### PROVIDED INFORMATION
»»

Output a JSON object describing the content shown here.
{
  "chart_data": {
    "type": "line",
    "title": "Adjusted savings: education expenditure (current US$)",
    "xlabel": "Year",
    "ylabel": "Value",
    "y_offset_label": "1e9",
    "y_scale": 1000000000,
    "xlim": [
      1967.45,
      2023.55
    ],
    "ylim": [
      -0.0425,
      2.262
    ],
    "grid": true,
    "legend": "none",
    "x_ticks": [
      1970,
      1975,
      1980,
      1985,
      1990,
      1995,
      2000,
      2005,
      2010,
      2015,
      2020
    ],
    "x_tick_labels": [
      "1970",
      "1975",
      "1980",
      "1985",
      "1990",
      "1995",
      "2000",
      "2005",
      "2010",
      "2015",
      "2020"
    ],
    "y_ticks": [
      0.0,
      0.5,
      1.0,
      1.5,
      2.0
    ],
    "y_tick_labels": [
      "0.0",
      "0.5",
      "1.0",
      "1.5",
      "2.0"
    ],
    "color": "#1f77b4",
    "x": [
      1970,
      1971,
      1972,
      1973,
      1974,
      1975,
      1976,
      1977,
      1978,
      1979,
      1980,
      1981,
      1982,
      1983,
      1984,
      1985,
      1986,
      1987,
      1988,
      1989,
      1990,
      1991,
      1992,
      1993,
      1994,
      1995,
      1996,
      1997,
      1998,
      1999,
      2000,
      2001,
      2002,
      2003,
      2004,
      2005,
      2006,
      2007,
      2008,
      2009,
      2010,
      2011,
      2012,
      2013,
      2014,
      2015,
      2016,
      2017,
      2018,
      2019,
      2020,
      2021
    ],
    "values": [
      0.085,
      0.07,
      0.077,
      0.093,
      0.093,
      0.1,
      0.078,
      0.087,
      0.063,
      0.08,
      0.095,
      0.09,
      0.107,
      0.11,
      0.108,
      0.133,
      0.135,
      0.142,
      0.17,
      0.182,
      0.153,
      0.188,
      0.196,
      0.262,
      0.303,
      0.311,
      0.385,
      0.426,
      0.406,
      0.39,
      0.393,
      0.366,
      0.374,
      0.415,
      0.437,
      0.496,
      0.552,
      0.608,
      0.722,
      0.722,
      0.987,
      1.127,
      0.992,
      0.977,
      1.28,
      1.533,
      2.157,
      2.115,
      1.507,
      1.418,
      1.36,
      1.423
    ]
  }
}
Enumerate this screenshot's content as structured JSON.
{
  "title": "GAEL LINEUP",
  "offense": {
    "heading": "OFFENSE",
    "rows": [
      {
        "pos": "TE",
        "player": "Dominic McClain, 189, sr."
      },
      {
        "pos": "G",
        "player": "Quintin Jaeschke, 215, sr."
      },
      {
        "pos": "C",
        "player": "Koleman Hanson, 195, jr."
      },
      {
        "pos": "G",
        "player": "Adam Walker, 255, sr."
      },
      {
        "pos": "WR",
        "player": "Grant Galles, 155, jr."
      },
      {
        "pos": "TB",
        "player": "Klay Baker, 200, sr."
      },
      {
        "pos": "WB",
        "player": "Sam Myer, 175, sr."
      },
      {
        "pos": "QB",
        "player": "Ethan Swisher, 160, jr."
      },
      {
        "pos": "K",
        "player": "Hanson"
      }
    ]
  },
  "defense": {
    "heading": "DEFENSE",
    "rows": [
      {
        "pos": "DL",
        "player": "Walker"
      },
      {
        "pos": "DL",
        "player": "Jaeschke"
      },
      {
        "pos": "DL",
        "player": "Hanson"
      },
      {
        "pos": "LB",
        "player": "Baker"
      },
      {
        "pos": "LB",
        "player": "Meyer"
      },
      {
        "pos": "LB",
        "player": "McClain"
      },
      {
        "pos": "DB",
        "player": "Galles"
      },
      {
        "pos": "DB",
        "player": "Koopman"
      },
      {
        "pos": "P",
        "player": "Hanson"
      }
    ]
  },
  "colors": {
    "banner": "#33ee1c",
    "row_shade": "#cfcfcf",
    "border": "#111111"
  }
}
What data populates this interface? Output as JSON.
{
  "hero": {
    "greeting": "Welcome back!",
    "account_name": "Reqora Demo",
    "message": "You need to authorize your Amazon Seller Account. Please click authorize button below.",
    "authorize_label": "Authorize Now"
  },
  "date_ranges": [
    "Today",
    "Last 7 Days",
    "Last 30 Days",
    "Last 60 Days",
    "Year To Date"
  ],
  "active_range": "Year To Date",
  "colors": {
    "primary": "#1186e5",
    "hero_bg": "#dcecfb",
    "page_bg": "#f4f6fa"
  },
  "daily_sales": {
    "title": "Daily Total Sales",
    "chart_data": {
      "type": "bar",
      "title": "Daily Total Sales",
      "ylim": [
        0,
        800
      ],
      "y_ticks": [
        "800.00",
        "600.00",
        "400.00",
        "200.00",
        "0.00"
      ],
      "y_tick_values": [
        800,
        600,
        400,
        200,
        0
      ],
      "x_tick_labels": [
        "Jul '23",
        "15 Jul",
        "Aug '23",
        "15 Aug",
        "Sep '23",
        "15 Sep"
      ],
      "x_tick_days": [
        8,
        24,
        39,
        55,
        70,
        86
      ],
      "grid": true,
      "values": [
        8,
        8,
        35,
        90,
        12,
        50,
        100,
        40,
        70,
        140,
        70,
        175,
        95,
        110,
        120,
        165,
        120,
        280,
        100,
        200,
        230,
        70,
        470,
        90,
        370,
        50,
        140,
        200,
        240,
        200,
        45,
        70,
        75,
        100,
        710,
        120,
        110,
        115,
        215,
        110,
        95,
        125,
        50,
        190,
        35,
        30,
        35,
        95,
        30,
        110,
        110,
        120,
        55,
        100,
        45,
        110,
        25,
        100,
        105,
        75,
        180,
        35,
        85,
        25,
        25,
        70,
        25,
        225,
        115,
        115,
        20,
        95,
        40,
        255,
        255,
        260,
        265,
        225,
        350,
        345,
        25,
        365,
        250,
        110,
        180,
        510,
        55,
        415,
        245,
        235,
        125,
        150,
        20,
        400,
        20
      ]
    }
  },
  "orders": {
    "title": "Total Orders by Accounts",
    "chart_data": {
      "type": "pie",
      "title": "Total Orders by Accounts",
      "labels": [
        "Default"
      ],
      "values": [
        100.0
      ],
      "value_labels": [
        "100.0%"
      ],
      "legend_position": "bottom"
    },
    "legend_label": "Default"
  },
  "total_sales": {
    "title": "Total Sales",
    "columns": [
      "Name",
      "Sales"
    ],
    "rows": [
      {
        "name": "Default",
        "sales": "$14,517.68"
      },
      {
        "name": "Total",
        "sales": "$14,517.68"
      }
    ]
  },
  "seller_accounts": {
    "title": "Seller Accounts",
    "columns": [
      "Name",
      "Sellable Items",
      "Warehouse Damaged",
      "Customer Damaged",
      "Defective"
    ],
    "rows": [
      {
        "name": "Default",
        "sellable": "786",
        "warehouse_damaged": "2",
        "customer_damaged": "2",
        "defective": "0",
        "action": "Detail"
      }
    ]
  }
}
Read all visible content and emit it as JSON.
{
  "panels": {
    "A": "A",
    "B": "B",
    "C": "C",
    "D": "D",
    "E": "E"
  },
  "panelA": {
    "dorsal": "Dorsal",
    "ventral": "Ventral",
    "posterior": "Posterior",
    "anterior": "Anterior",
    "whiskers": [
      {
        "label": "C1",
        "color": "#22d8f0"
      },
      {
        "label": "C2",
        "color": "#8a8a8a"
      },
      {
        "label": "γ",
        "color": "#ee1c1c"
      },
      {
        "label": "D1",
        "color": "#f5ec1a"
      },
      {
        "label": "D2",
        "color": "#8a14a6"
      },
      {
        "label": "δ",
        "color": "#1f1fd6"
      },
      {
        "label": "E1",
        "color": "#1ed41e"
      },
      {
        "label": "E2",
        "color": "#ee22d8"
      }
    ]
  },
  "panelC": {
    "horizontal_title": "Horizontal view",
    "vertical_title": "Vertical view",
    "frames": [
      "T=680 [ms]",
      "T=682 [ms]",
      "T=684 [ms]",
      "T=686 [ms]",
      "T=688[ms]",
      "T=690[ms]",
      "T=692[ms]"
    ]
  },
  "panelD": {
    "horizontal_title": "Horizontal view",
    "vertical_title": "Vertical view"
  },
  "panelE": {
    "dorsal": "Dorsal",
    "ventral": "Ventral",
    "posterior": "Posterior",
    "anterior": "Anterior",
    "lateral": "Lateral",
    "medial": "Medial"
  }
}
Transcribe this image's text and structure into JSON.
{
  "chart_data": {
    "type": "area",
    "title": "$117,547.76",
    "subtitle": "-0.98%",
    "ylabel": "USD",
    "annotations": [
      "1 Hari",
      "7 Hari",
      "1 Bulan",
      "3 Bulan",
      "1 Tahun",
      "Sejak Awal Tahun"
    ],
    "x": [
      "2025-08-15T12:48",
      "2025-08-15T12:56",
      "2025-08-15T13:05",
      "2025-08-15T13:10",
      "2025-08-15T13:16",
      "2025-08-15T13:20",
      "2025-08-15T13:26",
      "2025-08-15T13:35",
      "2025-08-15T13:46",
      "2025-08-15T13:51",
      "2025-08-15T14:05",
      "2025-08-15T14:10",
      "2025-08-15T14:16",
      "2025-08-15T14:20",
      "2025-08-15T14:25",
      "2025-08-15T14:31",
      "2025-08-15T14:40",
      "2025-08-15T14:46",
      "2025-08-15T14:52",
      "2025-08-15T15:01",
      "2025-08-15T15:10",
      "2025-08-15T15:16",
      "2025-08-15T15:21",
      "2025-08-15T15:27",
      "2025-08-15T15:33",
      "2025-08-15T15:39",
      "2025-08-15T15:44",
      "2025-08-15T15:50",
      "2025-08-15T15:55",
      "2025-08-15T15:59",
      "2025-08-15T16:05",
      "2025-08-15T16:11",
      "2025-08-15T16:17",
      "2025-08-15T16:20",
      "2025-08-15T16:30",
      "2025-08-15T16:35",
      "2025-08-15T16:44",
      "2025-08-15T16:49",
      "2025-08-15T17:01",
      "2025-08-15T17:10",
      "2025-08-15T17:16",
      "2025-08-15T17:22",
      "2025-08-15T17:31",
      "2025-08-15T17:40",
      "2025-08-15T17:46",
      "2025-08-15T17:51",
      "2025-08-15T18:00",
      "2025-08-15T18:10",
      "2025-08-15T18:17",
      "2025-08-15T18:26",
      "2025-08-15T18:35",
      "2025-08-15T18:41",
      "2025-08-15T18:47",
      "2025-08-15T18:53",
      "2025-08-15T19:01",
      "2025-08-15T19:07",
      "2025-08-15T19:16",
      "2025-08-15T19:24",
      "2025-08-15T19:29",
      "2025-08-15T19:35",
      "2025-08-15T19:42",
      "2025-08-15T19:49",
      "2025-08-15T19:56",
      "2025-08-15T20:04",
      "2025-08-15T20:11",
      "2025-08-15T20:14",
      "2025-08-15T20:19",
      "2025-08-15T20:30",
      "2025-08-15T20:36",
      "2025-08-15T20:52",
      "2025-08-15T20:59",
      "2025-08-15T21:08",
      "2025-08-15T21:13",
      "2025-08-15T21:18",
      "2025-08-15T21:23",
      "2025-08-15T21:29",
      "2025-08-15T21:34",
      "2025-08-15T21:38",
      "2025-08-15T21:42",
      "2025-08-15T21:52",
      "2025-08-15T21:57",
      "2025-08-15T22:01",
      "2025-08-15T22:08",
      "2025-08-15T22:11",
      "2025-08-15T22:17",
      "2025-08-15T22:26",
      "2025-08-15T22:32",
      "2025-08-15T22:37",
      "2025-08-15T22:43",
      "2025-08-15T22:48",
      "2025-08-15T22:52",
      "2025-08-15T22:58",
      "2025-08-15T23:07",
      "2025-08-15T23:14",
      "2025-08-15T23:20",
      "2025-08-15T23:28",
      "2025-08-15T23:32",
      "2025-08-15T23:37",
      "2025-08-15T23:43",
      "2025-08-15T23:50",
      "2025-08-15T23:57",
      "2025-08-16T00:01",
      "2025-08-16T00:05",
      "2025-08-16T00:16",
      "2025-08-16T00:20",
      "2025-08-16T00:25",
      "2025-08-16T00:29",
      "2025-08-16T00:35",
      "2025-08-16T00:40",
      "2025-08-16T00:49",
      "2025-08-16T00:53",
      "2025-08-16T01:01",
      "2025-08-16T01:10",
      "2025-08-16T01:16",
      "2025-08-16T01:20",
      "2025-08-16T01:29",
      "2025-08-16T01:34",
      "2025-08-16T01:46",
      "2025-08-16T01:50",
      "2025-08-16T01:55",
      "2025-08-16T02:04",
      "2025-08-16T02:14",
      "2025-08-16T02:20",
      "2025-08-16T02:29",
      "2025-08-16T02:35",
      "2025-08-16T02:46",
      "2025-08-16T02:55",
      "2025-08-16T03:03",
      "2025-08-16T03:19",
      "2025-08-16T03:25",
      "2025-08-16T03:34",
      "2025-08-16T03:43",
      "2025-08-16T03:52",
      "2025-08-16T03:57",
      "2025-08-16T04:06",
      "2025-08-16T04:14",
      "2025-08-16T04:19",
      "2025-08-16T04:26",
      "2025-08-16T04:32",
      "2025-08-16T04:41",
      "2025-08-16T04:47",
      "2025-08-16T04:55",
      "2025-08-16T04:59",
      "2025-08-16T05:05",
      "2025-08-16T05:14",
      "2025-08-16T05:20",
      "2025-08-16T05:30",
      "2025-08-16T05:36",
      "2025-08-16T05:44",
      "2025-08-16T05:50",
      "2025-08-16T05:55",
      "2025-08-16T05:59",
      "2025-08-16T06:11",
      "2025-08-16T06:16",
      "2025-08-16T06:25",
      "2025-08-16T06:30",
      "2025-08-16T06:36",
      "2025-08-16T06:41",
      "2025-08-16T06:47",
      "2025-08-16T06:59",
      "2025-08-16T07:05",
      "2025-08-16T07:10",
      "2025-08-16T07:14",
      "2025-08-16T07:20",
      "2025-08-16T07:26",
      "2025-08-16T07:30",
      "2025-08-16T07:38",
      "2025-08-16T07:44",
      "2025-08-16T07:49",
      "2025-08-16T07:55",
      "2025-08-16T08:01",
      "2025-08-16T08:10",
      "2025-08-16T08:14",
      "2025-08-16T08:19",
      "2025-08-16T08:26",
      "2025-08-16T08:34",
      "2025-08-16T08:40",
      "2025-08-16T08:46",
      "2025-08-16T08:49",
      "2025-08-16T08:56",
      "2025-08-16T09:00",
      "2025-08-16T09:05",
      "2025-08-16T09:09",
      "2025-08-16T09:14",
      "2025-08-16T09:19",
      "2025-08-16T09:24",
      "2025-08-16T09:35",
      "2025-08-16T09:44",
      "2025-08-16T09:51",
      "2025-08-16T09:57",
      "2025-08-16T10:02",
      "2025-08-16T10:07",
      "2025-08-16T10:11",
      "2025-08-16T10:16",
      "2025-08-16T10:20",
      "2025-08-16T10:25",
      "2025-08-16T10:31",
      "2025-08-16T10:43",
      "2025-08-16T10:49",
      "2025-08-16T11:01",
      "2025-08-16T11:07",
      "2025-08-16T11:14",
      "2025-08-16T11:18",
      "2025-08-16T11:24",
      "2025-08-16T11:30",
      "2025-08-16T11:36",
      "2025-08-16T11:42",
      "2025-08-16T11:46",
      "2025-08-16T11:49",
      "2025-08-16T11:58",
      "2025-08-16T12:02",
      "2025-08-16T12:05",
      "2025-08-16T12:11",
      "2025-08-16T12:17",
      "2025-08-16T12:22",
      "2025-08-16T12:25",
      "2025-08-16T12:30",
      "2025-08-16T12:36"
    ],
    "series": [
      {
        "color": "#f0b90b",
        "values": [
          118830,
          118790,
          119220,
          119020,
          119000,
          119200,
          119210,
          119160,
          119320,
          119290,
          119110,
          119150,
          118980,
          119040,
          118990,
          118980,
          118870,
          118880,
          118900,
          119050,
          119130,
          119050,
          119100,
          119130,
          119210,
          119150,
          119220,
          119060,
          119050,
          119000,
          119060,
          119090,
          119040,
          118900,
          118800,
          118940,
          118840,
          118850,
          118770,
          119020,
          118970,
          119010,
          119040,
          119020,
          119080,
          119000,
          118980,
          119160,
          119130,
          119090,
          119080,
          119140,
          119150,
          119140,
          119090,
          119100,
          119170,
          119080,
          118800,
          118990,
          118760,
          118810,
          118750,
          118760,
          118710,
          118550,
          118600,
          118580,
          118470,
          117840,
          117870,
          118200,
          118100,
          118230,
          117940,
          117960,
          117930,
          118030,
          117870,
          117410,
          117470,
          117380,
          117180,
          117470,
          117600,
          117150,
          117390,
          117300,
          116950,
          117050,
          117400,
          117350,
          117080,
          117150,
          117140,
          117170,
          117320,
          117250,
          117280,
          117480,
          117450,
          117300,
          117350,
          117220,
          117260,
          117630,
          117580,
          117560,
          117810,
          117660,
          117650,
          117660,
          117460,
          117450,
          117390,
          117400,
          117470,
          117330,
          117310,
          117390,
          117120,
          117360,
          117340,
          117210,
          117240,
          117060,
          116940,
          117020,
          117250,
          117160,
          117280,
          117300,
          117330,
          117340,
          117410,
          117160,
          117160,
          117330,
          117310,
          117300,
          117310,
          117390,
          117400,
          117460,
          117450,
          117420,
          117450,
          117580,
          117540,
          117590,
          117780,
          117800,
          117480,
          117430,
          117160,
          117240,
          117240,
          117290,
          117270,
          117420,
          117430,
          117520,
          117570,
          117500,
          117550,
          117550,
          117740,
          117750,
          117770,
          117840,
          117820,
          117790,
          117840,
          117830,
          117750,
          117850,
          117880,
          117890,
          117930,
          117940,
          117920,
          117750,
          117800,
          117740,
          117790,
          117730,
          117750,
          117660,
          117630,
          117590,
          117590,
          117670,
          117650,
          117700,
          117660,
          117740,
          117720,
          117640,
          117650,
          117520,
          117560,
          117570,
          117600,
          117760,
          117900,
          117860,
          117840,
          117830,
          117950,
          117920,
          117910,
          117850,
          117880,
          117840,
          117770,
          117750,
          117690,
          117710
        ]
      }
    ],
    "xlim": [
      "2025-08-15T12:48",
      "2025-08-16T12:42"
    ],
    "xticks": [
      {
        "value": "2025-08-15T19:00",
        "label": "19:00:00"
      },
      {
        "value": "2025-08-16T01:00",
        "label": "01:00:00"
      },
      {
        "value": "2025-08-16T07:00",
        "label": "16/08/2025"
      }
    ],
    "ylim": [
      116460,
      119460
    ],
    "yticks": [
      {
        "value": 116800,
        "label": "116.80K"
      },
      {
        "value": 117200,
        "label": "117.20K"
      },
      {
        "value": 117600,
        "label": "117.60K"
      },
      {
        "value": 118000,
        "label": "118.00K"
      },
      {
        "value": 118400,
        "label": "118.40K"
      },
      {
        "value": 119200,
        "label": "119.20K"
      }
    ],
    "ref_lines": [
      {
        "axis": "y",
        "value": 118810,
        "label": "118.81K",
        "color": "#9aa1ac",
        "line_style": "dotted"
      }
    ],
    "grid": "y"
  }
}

««

Within the listing, how many lines hold the word "Output"? Only the number is to be given.

### FULL ANSWER
2